## WHAT THE TASK REQUIRES
Copy every line of the records below verbatim, changing nothing.

## DATA RECORDS
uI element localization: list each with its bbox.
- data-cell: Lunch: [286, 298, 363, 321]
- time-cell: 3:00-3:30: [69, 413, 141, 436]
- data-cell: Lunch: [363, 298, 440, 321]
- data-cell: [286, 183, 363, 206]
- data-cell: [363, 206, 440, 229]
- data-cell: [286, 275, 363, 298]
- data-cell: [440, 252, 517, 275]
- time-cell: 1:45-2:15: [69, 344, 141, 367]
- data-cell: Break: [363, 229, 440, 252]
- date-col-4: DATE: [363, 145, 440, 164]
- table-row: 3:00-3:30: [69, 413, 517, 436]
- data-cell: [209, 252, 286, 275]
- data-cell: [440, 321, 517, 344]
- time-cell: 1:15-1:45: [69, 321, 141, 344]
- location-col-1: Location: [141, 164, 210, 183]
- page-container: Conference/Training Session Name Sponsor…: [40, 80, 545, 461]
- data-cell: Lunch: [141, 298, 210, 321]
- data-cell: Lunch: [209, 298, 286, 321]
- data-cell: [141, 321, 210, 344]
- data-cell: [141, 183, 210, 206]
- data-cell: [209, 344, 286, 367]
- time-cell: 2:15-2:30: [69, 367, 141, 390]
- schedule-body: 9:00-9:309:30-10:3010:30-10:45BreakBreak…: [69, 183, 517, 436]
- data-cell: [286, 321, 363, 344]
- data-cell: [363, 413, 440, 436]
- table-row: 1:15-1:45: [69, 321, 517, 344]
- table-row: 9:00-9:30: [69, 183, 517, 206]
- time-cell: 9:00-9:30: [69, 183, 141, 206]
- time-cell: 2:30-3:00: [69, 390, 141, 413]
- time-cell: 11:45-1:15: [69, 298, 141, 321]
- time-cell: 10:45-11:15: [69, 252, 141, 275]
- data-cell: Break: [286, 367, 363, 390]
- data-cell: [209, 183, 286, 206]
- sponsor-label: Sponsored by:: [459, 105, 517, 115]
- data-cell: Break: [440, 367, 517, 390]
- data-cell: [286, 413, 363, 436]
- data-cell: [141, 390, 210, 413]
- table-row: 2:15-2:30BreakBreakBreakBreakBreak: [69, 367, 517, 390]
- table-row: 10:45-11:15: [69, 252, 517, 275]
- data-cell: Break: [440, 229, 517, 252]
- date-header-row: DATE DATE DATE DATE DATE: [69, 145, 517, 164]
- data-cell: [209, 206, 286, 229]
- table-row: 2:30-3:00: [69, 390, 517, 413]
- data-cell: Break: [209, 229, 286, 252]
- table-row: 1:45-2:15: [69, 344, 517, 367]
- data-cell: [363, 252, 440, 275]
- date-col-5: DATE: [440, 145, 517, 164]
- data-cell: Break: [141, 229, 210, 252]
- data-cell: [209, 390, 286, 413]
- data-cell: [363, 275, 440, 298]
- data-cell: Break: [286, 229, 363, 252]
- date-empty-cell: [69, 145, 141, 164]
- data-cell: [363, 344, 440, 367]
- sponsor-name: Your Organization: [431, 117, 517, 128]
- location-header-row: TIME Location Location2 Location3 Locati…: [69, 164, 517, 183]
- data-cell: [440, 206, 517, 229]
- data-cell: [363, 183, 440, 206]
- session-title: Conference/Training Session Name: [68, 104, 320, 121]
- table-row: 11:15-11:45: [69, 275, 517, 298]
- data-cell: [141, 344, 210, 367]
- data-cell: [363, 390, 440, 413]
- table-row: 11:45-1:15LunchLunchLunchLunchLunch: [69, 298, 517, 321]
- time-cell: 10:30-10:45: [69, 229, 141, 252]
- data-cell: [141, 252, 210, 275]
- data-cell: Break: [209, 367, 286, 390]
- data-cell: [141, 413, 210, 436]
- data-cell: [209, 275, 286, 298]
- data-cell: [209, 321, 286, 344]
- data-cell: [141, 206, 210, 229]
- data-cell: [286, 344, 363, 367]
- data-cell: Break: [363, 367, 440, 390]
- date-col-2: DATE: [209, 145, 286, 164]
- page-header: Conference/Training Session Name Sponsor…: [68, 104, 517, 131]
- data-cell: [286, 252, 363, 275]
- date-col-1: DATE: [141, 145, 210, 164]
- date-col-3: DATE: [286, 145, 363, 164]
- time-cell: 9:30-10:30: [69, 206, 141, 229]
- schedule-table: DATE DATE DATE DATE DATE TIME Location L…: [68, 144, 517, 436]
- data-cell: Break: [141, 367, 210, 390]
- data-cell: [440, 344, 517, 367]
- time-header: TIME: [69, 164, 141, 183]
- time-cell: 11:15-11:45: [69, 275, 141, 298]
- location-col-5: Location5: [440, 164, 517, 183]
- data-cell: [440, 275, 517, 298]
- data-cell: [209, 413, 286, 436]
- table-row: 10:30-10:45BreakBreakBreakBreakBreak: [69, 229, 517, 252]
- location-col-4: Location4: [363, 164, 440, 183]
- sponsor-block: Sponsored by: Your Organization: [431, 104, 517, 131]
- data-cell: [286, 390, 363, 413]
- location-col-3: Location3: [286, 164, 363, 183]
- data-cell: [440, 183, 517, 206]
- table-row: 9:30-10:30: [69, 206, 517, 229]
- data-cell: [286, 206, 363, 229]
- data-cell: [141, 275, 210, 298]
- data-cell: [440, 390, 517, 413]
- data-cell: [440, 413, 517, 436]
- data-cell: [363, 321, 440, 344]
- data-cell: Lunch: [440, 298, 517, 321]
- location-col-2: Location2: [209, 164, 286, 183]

## FULL OUTPUT
uI element localization: list each with its bbox.
- data-cell: Lunch: [286, 298, 363, 321]
- time-cell: 3:00-3:30: [69, 413, 141, 436]
- data-cell: Lunch: [363, 298, 440, 321]
- data-cell: [286, 183, 363, 206]
- data-cell: [363, 206, 440, 229]
- data-cell: [286, 275, 363, 298]
- data-cell: [440, 252, 517, 275]
- time-cell: 1:45-2:15: [69, 344, 141, 367]
- data-cell: Break: [363, 229, 440, 252]
- date-col-4: DATE: [363, 145, 440, 164]
- table-row: 3:00-3:30: [69, 413, 517, 436]
- data-cell: [209, 252, 286, 275]
- data-cell: [440, 321, 517, 344]
- time-cell: 1:15-1:45: [69, 321, 141, 344]
- location-col-1: Location: [141, 164, 210, 183]
- page-container: Conference/Training Session Name Sponsor…: [40, 80, 545, 461]
- data-cell: Lunch: [141, 298, 210, 321]
- data-cell: Lunch: [209, 298, 286, 321]
- data-cell: [141, 321, 210, 344]
- data-cell: [141, 183, 210, 206]
- data-cell: [209, 344, 286, 367]
- time-cell: 2:15-2:30: [69, 367, 141, 390]
- schedule-body: 9:00-9:309:30-10:3010:30-10:45BreakBreak…: [69, 183, 517, 436]
- data-cell: [286, 321, 363, 344]
- data-cell: [363, 413, 440, 436]
- table-row: 1:15-1:45: [69, 321, 517, 344]
- table-row: 9:00-9:30: [69, 183, 517, 206]
- time-cell: 9:00-9:30: [69, 183, 141, 206]
- time-cell: 2:30-3:00: [69, 390, 141, 413]
- time-cell: 11:45-1:15: [69, 298, 141, 321]
- time-cell: 10:45-11:15: [69, 252, 141, 275]
- data-cell: Break: [286, 367, 363, 390]
- data-cell: [209, 183, 286, 206]
- sponsor-label: Sponsored by:: [459, 105, 517, 115]
- data-cell: Break: [440, 367, 517, 390]
- data-cell: [286, 413, 363, 436]
- data-cell: [141, 390, 210, 413]
- table-row: 2:15-2:30BreakBreakBreakBreakBreak: [69, 367, 517, 390]
- table-row: 10:45-11:15: [69, 252, 517, 275]
- data-cell: Break: [440, 229, 517, 252]
- date-header-row: DATE DATE DATE DATE DATE: [69, 145, 517, 164]
- data-cell: [209, 206, 286, 229]
- table-row: 2:30-3:00: [69, 390, 517, 413]
- data-cell: Break: [209, 229, 286, 252]
- table-row: 1:45-2:15: [69, 344, 517, 367]
- data-cell: [363, 252, 440, 275]
- date-col-5: DATE: [440, 145, 517, 164]
- data-cell: Break: [141, 229, 210, 252]
- data-cell: [209, 390, 286, 413]
- data-cell: [363, 275, 440, 298]
- data-cell: Break: [286, 229, 363, 252]
- date-empty-cell: [69, 145, 141, 164]
- data-cell: [363, 344, 440, 367]
- sponsor-name: Your Organization: [431, 117, 517, 128]
- location-header-row: TIME Location Location2 Location3 Locati…: [69, 164, 517, 183]
- data-cell: [440, 206, 517, 229]
- data-cell: [363, 183, 440, 206]
- session-title: Conference/Training Session Name: [68, 104, 320, 121]
- table-row: 11:15-11:45: [69, 275, 517, 298]
- data-cell: [141, 344, 210, 367]
- data-cell: [363, 390, 440, 413]
- table-row: 11:45-1:15LunchLunchLunchLunchLunch: [69, 298, 517, 321]
- time-cell: 10:30-10:45: [69, 229, 141, 252]
- data-cell: [141, 252, 210, 275]
- data-cell: Break: [209, 367, 286, 390]
- data-cell: [141, 413, 210, 436]
- data-cell: [209, 275, 286, 298]
- data-cell: [209, 321, 286, 344]
- data-cell: [141, 206, 210, 229]
- data-cell: [286, 344, 363, 367]
- data-cell: Break: [363, 367, 440, 390]
- date-col-2: DATE: [209, 145, 286, 164]
- page-header: Conference/Training Session Name Sponsor…: [68, 104, 517, 131]
- data-cell: [286, 252, 363, 275]
- date-col-1: DATE: [141, 145, 210, 164]
- date-col-3: DATE: [286, 145, 363, 164]
- time-cell: 9:30-10:30: [69, 206, 141, 229]
- schedule-table: DATE DATE DATE DATE DATE TIME Location L…: [68, 144, 517, 436]
- data-cell: Break: [141, 367, 210, 390]
- data-cell: [440, 344, 517, 367]
- time-header: TIME: [69, 164, 141, 183]
- time-cell: 11:15-11:45: [69, 275, 141, 298]
- location-col-5: Location5: [440, 164, 517, 183]
- data-cell: [440, 275, 517, 298]
- data-cell: [209, 413, 286, 436]
- table-row: 10:30-10:45BreakBreakBreakBreakBreak: [69, 229, 517, 252]
- location-col-4: Location4: [363, 164, 440, 183]
- sponsor-block: Sponsored by: Your Organization: [431, 104, 517, 131]
- data-cell: [286, 390, 363, 413]
- location-col-3: Location3: [286, 164, 363, 183]
- data-cell: [440, 183, 517, 206]
- table-row: 9:30-10:30: [69, 206, 517, 229]
- data-cell: [286, 206, 363, 229]
- data-cell: [141, 275, 210, 298]
- data-cell: [440, 390, 517, 413]
- data-cell: [440, 413, 517, 436]
- data-cell: [363, 321, 440, 344]
- data-cell: Lunch: [440, 298, 517, 321]
- location-col-2: Location2: [209, 164, 286, 183]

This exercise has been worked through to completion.